┏━━

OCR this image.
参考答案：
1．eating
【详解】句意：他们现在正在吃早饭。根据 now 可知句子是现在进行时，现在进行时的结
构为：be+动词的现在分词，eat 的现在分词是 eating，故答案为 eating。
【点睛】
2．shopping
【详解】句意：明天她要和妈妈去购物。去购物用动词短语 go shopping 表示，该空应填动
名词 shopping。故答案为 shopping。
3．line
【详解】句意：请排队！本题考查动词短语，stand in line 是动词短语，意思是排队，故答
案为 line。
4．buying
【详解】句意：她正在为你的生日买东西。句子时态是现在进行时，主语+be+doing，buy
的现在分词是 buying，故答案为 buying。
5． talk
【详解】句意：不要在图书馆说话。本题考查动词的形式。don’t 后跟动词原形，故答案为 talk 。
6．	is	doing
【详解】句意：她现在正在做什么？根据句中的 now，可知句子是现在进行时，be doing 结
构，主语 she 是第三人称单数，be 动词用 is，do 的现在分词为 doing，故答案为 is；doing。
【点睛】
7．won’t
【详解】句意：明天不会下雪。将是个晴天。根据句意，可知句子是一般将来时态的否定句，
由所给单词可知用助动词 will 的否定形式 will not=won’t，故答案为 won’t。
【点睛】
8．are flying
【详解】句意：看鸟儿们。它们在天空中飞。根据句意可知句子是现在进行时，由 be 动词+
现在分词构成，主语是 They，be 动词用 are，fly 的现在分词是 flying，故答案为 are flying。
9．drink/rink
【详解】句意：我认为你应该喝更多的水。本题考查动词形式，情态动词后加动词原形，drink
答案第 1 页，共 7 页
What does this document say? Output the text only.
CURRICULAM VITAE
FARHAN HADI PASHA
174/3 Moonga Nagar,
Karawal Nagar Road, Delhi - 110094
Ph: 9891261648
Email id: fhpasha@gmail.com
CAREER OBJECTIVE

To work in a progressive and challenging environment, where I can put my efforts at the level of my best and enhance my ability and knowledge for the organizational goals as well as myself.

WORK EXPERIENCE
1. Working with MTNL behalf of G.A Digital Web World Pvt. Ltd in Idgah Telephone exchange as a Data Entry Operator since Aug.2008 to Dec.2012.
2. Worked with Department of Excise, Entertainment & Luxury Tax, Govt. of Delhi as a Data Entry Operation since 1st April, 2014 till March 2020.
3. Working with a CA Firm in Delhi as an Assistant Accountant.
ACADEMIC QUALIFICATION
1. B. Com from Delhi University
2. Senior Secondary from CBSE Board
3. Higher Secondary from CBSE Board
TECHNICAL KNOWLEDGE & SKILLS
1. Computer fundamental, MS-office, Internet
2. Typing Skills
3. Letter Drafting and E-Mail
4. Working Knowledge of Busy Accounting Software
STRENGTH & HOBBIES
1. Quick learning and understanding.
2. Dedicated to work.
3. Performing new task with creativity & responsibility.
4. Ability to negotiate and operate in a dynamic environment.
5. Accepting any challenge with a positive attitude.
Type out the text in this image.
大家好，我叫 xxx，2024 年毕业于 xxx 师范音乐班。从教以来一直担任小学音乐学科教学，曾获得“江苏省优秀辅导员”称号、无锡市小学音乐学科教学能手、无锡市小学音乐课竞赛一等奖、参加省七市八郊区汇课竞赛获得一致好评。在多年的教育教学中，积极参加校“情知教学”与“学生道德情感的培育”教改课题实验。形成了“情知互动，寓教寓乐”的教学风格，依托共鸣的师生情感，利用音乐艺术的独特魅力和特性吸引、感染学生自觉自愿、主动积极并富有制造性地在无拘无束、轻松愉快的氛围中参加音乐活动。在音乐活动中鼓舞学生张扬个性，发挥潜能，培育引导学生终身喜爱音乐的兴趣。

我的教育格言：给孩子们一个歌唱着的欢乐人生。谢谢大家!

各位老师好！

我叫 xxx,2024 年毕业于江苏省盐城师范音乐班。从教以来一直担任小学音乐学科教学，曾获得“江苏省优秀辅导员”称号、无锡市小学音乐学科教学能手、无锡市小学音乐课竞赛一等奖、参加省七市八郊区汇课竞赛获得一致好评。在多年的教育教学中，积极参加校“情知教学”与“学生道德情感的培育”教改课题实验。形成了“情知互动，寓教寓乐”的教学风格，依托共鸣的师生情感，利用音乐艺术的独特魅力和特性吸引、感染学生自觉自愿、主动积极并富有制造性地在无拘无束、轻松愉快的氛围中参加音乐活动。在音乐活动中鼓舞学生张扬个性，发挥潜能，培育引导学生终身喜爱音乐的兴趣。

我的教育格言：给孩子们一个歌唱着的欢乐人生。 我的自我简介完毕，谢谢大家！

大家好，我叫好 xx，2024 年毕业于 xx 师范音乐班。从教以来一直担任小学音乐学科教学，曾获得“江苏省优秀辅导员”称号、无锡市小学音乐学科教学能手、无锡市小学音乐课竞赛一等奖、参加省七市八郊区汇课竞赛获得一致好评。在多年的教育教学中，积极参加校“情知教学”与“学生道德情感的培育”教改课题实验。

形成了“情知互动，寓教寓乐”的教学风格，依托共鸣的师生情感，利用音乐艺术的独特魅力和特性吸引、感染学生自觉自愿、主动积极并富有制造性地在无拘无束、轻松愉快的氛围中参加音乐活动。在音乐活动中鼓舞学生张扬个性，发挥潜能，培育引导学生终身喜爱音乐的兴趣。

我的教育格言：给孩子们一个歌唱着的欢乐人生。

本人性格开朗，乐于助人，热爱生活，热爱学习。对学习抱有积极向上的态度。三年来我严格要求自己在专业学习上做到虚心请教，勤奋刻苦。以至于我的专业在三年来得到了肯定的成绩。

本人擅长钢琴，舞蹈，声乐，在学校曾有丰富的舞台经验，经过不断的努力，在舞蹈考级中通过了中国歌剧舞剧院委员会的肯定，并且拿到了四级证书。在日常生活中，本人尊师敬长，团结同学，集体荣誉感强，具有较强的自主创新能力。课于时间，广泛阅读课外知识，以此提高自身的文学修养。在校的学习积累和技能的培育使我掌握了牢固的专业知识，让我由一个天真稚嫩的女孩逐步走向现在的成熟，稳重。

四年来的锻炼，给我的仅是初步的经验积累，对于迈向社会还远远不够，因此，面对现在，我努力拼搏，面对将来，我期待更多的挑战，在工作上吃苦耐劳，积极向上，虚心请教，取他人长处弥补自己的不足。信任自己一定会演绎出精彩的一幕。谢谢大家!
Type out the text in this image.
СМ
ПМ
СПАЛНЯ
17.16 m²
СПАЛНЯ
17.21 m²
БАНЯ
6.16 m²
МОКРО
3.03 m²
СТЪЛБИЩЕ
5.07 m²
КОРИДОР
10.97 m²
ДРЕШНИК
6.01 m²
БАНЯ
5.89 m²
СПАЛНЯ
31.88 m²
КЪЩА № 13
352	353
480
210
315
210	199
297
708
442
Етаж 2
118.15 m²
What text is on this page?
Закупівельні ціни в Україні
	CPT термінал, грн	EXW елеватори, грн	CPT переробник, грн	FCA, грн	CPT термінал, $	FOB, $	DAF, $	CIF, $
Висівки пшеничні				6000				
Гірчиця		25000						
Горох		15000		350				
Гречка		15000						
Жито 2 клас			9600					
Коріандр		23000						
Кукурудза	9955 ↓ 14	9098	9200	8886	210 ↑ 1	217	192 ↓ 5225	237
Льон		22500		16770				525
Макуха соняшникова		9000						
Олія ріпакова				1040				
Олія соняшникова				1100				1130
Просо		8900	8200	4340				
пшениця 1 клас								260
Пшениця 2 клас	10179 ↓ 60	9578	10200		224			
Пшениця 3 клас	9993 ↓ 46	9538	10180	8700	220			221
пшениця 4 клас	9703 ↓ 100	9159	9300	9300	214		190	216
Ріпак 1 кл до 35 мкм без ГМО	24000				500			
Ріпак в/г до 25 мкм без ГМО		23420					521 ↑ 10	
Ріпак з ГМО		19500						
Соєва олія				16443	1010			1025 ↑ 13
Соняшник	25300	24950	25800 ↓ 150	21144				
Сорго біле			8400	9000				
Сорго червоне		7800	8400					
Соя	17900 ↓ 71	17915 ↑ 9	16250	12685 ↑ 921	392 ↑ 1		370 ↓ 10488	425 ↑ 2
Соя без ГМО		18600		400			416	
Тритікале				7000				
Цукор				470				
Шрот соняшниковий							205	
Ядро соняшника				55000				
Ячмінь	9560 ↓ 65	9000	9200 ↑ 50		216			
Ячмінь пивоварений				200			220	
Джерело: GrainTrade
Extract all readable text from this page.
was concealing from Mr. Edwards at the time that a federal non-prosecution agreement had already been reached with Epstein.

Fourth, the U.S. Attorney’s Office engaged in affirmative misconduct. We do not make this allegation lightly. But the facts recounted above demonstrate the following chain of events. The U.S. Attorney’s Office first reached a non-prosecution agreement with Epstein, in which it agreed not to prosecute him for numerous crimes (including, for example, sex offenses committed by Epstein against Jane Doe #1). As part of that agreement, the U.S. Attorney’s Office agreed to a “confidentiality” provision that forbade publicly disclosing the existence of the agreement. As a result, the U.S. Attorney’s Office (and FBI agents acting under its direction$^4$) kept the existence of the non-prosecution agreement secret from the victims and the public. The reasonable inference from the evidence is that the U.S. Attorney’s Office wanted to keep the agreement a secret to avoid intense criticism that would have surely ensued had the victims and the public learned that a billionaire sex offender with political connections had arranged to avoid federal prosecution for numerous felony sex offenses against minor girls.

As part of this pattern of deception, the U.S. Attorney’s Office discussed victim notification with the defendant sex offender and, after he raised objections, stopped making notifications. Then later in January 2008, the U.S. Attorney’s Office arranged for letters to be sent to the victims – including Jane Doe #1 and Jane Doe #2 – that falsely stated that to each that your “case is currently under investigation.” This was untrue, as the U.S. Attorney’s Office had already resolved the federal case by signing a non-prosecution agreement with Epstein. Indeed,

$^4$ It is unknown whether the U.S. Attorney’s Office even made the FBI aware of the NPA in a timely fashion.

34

┗━━

### [What this task involves]
Using the listing above, show each line holding the string "Data".

### [Result for this task]
1. Working with MTNL behalf of G.A Digital Web World Pvt. Ltd in Idgah Telephone exchange as a Data Entry Operator since Aug.2008 to Dec.2012.
2. Worked with Department of Excise, Entertainment & Luxury Tax, Govt. of Delhi as a Data Entry Operation since 1st April, 2014 till March 2020.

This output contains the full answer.